* **WHAT THE TASK REQUIRES**
Copy out the data below verbatim.

* **RECORDS PROVIDED**
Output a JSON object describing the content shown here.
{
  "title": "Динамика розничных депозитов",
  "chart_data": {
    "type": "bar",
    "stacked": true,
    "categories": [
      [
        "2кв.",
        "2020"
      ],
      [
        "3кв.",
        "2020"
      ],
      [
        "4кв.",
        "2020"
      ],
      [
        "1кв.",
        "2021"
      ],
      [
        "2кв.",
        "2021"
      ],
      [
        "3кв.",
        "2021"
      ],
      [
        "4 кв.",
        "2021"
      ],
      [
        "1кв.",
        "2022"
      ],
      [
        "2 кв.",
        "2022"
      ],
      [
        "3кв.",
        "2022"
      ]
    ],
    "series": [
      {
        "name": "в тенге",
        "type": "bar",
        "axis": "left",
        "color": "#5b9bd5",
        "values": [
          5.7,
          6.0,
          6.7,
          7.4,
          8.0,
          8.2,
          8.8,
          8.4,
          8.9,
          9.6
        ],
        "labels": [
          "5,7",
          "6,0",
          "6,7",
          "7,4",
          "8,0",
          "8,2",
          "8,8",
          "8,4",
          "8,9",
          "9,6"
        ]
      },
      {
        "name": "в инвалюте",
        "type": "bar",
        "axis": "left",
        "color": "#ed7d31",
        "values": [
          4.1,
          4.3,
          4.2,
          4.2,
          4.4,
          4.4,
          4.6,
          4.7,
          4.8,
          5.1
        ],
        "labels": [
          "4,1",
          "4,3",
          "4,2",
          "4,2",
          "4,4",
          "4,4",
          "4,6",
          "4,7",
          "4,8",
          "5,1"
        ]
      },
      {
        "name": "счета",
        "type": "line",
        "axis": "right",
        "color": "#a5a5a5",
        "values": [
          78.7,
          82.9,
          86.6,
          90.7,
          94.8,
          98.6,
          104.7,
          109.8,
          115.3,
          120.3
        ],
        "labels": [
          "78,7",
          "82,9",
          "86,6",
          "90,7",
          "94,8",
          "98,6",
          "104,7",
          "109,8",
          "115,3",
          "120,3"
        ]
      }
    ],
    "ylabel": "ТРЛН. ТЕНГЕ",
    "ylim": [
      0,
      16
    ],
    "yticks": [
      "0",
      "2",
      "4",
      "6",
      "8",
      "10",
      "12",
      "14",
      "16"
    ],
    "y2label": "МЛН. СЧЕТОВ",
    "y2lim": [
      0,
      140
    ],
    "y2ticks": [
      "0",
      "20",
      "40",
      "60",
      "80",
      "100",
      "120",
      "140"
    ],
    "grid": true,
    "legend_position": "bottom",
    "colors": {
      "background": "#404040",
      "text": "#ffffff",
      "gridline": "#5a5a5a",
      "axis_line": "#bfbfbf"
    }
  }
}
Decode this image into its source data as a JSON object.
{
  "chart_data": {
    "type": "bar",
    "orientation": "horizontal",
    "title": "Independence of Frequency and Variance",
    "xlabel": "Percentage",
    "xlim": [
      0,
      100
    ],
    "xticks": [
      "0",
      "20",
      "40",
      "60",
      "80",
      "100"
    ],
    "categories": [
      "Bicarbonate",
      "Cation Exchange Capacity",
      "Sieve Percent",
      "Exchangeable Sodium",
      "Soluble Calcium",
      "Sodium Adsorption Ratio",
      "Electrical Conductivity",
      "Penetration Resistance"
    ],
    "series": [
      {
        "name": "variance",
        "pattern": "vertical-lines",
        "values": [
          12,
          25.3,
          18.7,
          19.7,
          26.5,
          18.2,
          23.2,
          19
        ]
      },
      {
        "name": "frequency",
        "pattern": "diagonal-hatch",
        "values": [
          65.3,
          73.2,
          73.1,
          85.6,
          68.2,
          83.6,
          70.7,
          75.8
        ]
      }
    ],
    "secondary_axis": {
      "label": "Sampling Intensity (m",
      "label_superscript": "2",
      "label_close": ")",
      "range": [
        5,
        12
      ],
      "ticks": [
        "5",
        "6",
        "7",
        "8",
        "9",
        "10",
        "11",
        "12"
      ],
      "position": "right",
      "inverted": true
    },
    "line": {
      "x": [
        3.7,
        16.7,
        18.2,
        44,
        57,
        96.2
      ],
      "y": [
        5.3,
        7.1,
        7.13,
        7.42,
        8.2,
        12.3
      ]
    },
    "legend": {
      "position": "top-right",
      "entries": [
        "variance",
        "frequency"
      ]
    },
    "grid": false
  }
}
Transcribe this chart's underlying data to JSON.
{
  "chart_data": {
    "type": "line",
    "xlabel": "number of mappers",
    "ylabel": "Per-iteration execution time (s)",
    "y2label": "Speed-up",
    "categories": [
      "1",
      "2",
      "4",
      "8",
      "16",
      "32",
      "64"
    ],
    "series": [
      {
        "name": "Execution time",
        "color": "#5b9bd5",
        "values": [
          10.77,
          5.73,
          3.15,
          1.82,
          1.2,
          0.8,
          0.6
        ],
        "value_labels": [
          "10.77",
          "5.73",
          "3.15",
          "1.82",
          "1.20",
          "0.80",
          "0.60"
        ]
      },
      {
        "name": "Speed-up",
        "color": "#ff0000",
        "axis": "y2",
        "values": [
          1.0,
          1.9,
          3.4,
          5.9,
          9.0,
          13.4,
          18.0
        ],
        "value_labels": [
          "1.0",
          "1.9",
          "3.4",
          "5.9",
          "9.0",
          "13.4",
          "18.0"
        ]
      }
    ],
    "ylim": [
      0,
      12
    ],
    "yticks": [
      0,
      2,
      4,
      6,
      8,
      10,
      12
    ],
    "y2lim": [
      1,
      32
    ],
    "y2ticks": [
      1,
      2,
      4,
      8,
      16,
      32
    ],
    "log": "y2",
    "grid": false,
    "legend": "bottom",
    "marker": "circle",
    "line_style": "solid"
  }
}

* **WRITTEN SOLUTION**
Output a JSON object describing the content shown here.
{
  "title": "Динамика розничных депозитов",
  "chart_data": {
    "type": "bar",
    "stacked": true,
    "categories": [
      [
        "2кв.",
        "2020"
      ],
      [
        "3кв.",
        "2020"
      ],
      [
        "4кв.",
        "2020"
      ],
      [
        "1кв.",
        "2021"
      ],
      [
        "2кв.",
        "2021"
      ],
      [
        "3кв.",
        "2021"
      ],
      [
        "4 кв.",
        "2021"
      ],
      [
        "1кв.",
        "2022"
      ],
      [
        "2 кв.",
        "2022"
      ],
      [
        "3кв.",
        "2022"
      ]
    ],
    "series": [
      {
        "name": "в тенге",
        "type": "bar",
        "axis": "left",
        "color": "#5b9bd5",
        "values": [
          5.7,
          6.0,
          6.7,
          7.4,
          8.0,
          8.2,
          8.8,
          8.4,
          8.9,
          9.6
        ],
        "labels": [
          "5,7",
          "6,0",
          "6,7",
          "7,4",
          "8,0",
          "8,2",
          "8,8",
          "8,4",
          "8,9",
          "9,6"
        ]
      },
      {
        "name": "в инвалюте",
        "type": "bar",
        "axis": "left",
        "color": "#ed7d31",
        "values": [
          4.1,
          4.3,
          4.2,
          4.2,
          4.4,
          4.4,
          4.6,
          4.7,
          4.8,
          5.1
        ],
        "labels": [
          "4,1",
          "4,3",
          "4,2",
          "4,2",
          "4,4",
          "4,4",
          "4,6",
          "4,7",
          "4,8",
          "5,1"
        ]
      },
      {
        "name": "счета",
        "type": "line",
        "axis": "right",
        "color": "#a5a5a5",
        "values": [
          78.7,
          82.9,
          86.6,
          90.7,
          94.8,
          98.6,
          104.7,
          109.8,
          115.3,
          120.3
        ],
        "labels": [
          "78,7",
          "82,9",
          "86,6",
          "90,7",
          "94,8",
          "98,6",
          "104,7",
          "109,8",
          "115,3",
          "120,3"
        ]
      }
    ],
    "ylabel": "ТРЛН. ТЕНГЕ",
    "ylim": [
      0,
      16
    ],
    "yticks": [
      "0",
      "2",
      "4",
      "6",
      "8",
      "10",
      "12",
      "14",
      "16"
    ],
    "y2label": "МЛН. СЧЕТОВ",
    "y2lim": [
      0,
      140
    ],
    "y2ticks": [
      "0",
      "20",
      "40",
      "60",
      "80",
      "100",
      "120",
      "140"
    ],
    "grid": true,
    "legend_position": "bottom",
    "colors": {
      "background": "#404040",
      "text": "#ffffff",
      "gridline": "#5a5a5a",
      "axis_line": "#bfbfbf"
    }
  }
}
Decode this image into its source data as a JSON object.
{
  "chart_data": {
    "type": "bar",
    "orientation": "horizontal",
    "title": "Independence of Frequency and Variance",
    "xlabel": "Percentage",
    "xlim": [
      0,
      100
    ],
    "xticks": [
      "0",
      "20",
      "40",
      "60",
      "80",
      "100"
    ],
    "categories": [
      "Bicarbonate",
      "Cation Exchange Capacity",
      "Sieve Percent",
      "Exchangeable Sodium",
      "Soluble Calcium",
      "Sodium Adsorption Ratio",
      "Electrical Conductivity",
      "Penetration Resistance"
    ],
    "series": [
      {
        "name": "variance",
        "pattern": "vertical-lines",
        "values": [
          12,
          25.3,
          18.7,
          19.7,
          26.5,
          18.2,
          23.2,
          19
        ]
      },
      {
        "name": "frequency",
        "pattern": "diagonal-hatch",
        "values": [
          65.3,
          73.2,
          73.1,
          85.6,
          68.2,
          83.6,
          70.7,
          75.8
        ]
      }
    ],
    "secondary_axis": {
      "label": "Sampling Intensity (m",
      "label_superscript": "2",
      "label_close": ")",
      "range": [
        5,
        12
      ],
      "ticks": [
        "5",
        "6",
        "7",
        "8",
        "9",
        "10",
        "11",
        "12"
      ],
      "position": "right",
      "inverted": true
    },
    "line": {
      "x": [
        3.7,
        16.7,
        18.2,
        44,
        57,
        96.2
      ],
      "y": [
        5.3,
        7.1,
        7.13,
        7.42,
        8.2,
        12.3
      ]
    },
    "legend": {
      "position": "top-right",
      "entries": [
        "variance",
        "frequency"
      ]
    },
    "grid": false
  }
}
Transcribe this chart's underlying data to JSON.
{
  "chart_data": {
    "type": "line",
    "xlabel": "number of mappers",
    "ylabel": "Per-iteration execution time (s)",
    "y2label": "Speed-up",
    "categories": [
      "1",
      "2",
      "4",
      "8",
      "16",
      "32",
      "64"
    ],
    "series": [
      {
        "name": "Execution time",
        "color": "#5b9bd5",
        "values": [
          10.77,
          5.73,
          3.15,
          1.82,
          1.2,
          0.8,
          0.6
        ],
        "value_labels": [
          "10.77",
          "5.73",
          "3.15",
          "1.82",
          "1.20",
          "0.80",
          "0.60"
        ]
      },
      {
        "name": "Speed-up",
        "color": "#ff0000",
        "axis": "y2",
        "values": [
          1.0,
          1.9,
          3.4,
          5.9,
          9.0,
          13.4,
          18.0
        ],
        "value_labels": [
          "1.0",
          "1.9",
          "3.4",
          "5.9",
          "9.0",
          "13.4",
          "18.0"
        ]
      }
    ],
    "ylim": [
      0,
      12
    ],
    "yticks": [
      0,
      2,
      4,
      6,
      8,
      10,
      12
    ],
    "y2lim": [
      1,
      32
    ],
    "y2ticks": [
      1,
      2,
      4,
      8,
      16,
      32
    ],
    "log": "y2",
    "grid": false,
    "legend": "bottom",
    "marker": "circle",
    "line_style": "solid"
  }
}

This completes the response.